**TASK**
Go through the records and give each one again exactly.

**Dataset items**
########################################

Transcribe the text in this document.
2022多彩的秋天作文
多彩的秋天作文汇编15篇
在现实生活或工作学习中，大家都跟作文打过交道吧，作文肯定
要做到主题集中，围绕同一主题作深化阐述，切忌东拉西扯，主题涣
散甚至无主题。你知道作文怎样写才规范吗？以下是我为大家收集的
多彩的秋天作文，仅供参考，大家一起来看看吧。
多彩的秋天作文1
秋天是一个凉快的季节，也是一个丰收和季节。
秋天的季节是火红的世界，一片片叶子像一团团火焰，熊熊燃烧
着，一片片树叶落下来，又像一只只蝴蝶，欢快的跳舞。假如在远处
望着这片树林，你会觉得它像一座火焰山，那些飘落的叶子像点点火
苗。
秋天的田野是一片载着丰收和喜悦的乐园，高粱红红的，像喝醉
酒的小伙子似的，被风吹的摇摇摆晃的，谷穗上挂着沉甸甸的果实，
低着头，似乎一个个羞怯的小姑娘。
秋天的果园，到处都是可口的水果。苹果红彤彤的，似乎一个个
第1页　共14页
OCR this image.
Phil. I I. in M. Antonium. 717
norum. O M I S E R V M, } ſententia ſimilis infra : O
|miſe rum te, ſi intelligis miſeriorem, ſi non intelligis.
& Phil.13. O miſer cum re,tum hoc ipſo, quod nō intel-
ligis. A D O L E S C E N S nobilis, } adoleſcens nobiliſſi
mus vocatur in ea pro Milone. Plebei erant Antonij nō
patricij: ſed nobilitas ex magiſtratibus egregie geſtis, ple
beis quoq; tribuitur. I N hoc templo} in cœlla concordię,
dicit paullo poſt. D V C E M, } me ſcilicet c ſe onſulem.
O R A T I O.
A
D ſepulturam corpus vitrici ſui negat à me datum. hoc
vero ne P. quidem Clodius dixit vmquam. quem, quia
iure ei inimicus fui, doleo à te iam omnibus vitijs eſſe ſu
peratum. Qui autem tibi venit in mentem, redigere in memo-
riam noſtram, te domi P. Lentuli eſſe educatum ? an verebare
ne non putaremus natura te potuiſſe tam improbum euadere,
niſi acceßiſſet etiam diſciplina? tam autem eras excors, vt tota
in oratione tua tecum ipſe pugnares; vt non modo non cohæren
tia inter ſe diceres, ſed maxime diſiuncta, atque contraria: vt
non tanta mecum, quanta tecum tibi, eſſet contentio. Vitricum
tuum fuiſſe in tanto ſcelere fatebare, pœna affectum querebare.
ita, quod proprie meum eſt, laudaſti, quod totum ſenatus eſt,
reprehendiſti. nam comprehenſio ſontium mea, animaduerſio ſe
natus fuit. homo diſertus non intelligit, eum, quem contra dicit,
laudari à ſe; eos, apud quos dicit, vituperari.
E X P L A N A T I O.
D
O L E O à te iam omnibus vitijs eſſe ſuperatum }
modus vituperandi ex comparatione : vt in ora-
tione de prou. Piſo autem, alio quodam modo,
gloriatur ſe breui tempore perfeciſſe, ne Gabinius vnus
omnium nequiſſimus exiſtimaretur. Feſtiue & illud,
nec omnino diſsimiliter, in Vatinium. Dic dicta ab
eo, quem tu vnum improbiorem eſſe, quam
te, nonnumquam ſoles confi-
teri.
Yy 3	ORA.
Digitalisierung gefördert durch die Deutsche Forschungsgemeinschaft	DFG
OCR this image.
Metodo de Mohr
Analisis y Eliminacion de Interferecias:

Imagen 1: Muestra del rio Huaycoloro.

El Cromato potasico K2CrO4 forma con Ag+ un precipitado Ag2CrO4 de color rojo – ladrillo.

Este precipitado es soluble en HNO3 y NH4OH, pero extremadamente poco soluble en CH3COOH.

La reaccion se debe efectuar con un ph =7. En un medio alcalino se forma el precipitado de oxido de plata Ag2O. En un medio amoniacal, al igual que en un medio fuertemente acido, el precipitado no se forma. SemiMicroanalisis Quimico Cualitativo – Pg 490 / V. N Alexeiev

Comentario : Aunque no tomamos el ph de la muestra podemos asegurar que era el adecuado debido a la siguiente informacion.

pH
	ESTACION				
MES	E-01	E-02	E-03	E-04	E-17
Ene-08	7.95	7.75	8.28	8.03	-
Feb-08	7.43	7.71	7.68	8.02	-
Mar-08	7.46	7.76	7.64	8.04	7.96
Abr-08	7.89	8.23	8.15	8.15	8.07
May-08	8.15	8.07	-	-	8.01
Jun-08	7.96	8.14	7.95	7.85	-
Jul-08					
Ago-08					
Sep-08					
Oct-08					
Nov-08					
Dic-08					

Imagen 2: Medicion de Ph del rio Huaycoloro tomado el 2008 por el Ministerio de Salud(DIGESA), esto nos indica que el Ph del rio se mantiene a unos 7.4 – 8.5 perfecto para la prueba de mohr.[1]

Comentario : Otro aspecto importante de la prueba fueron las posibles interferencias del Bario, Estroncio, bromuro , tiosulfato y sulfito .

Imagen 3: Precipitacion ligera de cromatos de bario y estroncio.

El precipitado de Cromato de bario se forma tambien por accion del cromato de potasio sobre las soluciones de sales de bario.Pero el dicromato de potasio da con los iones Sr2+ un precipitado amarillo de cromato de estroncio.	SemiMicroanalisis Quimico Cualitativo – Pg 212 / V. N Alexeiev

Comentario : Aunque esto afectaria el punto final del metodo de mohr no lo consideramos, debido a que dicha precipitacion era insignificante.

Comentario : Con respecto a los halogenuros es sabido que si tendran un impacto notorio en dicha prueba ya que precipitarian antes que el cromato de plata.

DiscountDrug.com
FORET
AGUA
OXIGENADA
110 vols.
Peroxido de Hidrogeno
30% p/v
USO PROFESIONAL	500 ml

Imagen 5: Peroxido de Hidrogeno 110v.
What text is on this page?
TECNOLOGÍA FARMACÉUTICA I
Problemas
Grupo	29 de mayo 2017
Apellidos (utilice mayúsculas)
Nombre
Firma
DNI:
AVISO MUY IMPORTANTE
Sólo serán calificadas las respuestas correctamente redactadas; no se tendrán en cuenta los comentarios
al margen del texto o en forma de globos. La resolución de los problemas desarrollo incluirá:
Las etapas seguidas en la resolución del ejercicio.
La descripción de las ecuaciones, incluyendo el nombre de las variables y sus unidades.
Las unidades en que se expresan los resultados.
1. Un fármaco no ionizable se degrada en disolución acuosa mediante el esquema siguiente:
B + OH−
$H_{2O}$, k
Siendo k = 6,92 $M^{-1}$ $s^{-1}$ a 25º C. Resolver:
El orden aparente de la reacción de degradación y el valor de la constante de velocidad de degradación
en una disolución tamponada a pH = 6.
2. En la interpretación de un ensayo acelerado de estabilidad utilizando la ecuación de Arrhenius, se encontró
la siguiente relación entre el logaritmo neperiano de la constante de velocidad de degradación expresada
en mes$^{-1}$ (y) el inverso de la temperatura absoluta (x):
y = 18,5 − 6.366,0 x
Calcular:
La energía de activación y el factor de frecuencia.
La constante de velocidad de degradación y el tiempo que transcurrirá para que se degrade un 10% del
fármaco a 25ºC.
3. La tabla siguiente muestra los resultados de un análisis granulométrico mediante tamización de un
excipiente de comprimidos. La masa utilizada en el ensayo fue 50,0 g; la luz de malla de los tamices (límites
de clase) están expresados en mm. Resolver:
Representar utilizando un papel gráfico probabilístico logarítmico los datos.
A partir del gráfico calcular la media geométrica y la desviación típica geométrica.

########################################

**TASK RESPONSE**
Transcribe the text in this document.
2022多彩的秋天作文
多彩的秋天作文汇编15篇
在现实生活或工作学习中，大家都跟作文打过交道吧，作文肯定
要做到主题集中，围绕同一主题作深化阐述，切忌东拉西扯，主题涣
散甚至无主题。你知道作文怎样写才规范吗？以下是我为大家收集的
多彩的秋天作文，仅供参考，大家一起来看看吧。
多彩的秋天作文1
秋天是一个凉快的季节，也是一个丰收和季节。
秋天的季节是火红的世界，一片片叶子像一团团火焰，熊熊燃烧
着，一片片树叶落下来，又像一只只蝴蝶，欢快的跳舞。假如在远处
望着这片树林，你会觉得它像一座火焰山，那些飘落的叶子像点点火
苗。
秋天的田野是一片载着丰收和喜悦的乐园，高粱红红的，像喝醉
酒的小伙子似的，被风吹的摇摇摆晃的，谷穗上挂着沉甸甸的果实，
低着头，似乎一个个羞怯的小姑娘。
秋天的果园，到处都是可口的水果。苹果红彤彤的，似乎一个个
第1页　共14页
OCR this image.
Phil. I I. in M. Antonium. 717
norum. O M I S E R V M, } ſententia ſimilis infra : O
|miſe rum te, ſi intelligis miſeriorem, ſi non intelligis.
& Phil.13. O miſer cum re,tum hoc ipſo, quod nō intel-
ligis. A D O L E S C E N S nobilis, } adoleſcens nobiliſſi
mus vocatur in ea pro Milone. Plebei erant Antonij nō
patricij: ſed nobilitas ex magiſtratibus egregie geſtis, ple
beis quoq; tribuitur. I N hoc templo} in cœlla concordię,
dicit paullo poſt. D V C E M, } me ſcilicet c ſe onſulem.
O R A T I O.
A
D ſepulturam corpus vitrici ſui negat à me datum. hoc
vero ne P. quidem Clodius dixit vmquam. quem, quia
iure ei inimicus fui, doleo à te iam omnibus vitijs eſſe ſu
peratum. Qui autem tibi venit in mentem, redigere in memo-
riam noſtram, te domi P. Lentuli eſſe educatum ? an verebare
ne non putaremus natura te potuiſſe tam improbum euadere,
niſi acceßiſſet etiam diſciplina? tam autem eras excors, vt tota
in oratione tua tecum ipſe pugnares; vt non modo non cohæren
tia inter ſe diceres, ſed maxime diſiuncta, atque contraria: vt
non tanta mecum, quanta tecum tibi, eſſet contentio. Vitricum
tuum fuiſſe in tanto ſcelere fatebare, pœna affectum querebare.
ita, quod proprie meum eſt, laudaſti, quod totum ſenatus eſt,
reprehendiſti. nam comprehenſio ſontium mea, animaduerſio ſe
natus fuit. homo diſertus non intelligit, eum, quem contra dicit,
laudari à ſe; eos, apud quos dicit, vituperari.
E X P L A N A T I O.
D
O L E O à te iam omnibus vitijs eſſe ſuperatum }
modus vituperandi ex comparatione : vt in ora-
tione de prou. Piſo autem, alio quodam modo,
gloriatur ſe breui tempore perfeciſſe, ne Gabinius vnus
omnium nequiſſimus exiſtimaretur. Feſtiue & illud,
nec omnino diſsimiliter, in Vatinium. Dic dicta ab
eo, quem tu vnum improbiorem eſſe, quam
te, nonnumquam ſoles confi-
teri.
Yy 3	ORA.
Digitalisierung gefördert durch die Deutsche Forschungsgemeinschaft	DFG
OCR this image.
Metodo de Mohr
Analisis y Eliminacion de Interferecias:

Imagen 1: Muestra del rio Huaycoloro.

El Cromato potasico K2CrO4 forma con Ag+ un precipitado Ag2CrO4 de color rojo – ladrillo.

Este precipitado es soluble en HNO3 y NH4OH, pero extremadamente poco soluble en CH3COOH.

La reaccion se debe efectuar con un ph =7. En un medio alcalino se forma el precipitado de oxido de plata Ag2O. En un medio amoniacal, al igual que en un medio fuertemente acido, el precipitado no se forma. SemiMicroanalisis Quimico Cualitativo – Pg 490 / V. N Alexeiev

Comentario : Aunque no tomamos el ph de la muestra podemos asegurar que era el adecuado debido a la siguiente informacion.

pH
	ESTACION				
MES	E-01	E-02	E-03	E-04	E-17
Ene-08	7.95	7.75	8.28	8.03	-
Feb-08	7.43	7.71	7.68	8.02	-
Mar-08	7.46	7.76	7.64	8.04	7.96
Abr-08	7.89	8.23	8.15	8.15	8.07
May-08	8.15	8.07	-	-	8.01
Jun-08	7.96	8.14	7.95	7.85	-
Jul-08					
Ago-08					
Sep-08					
Oct-08					
Nov-08					
Dic-08					

Imagen 2: Medicion de Ph del rio Huaycoloro tomado el 2008 por el Ministerio de Salud(DIGESA), esto nos indica que el Ph del rio se mantiene a unos 7.4 – 8.5 perfecto para la prueba de mohr.[1]

Comentario : Otro aspecto importante de la prueba fueron las posibles interferencias del Bario, Estroncio, bromuro , tiosulfato y sulfito .

Imagen 3: Precipitacion ligera de cromatos de bario y estroncio.

El precipitado de Cromato de bario se forma tambien por accion del cromato de potasio sobre las soluciones de sales de bario.Pero el dicromato de potasio da con los iones Sr2+ un precipitado amarillo de cromato de estroncio.	SemiMicroanalisis Quimico Cualitativo – Pg 212 / V. N Alexeiev

Comentario : Aunque esto afectaria el punto final del metodo de mohr no lo consideramos, debido a que dicha precipitacion era insignificante.

Comentario : Con respecto a los halogenuros es sabido que si tendran un impacto notorio en dicha prueba ya que precipitarian antes que el cromato de plata.

DiscountDrug.com
FORET
AGUA
OXIGENADA
110 vols.
Peroxido de Hidrogeno
30% p/v
USO PROFESIONAL	500 ml

Imagen 5: Peroxido de Hidrogeno 110v.
What text is on this page?
TECNOLOGÍA FARMACÉUTICA I
Problemas
Grupo	29 de mayo 2017
Apellidos (utilice mayúsculas)
Nombre
Firma
DNI:
AVISO MUY IMPORTANTE
Sólo serán calificadas las respuestas correctamente redactadas; no se tendrán en cuenta los comentarios
al margen del texto o en forma de globos. La resolución de los problemas desarrollo incluirá:
Las etapas seguidas en la resolución del ejercicio.
La descripción de las ecuaciones, incluyendo el nombre de las variables y sus unidades.
Las unidades en que se expresan los resultados.
1. Un fármaco no ionizable se degrada en disolución acuosa mediante el esquema siguiente:
B + OH−
$H_{2O}$, k
Siendo k = 6,92 $M^{-1}$ $s^{-1}$ a 25º C. Resolver:
El orden aparente de la reacción de degradación y el valor de la constante de velocidad de degradación
en una disolución tamponada a pH = 6.
2. En la interpretación de un ensayo acelerado de estabilidad utilizando la ecuación de Arrhenius, se encontró
la siguiente relación entre el logaritmo neperiano de la constante de velocidad de degradación expresada
en mes$^{-1}$ (y) el inverso de la temperatura absoluta (x):
y = 18,5 − 6.366,0 x
Calcular:
La energía de activación y el factor de frecuencia.
La constante de velocidad de degradación y el tiempo que transcurrirá para que se degrade un 10% del
fármaco a 25ºC.
3. La tabla siguiente muestra los resultados de un análisis granulométrico mediante tamización de un
excipiente de comprimidos. La masa utilizada en el ensayo fue 50,0 g; la luz de malla de los tamices (límites
de clase) están expresados en mm. Resolver:
Representar utilizando un papel gráfico probabilístico logarítmico los datos.
A partir del gráfico calcular la media geométrica y la desviación típica geométrica.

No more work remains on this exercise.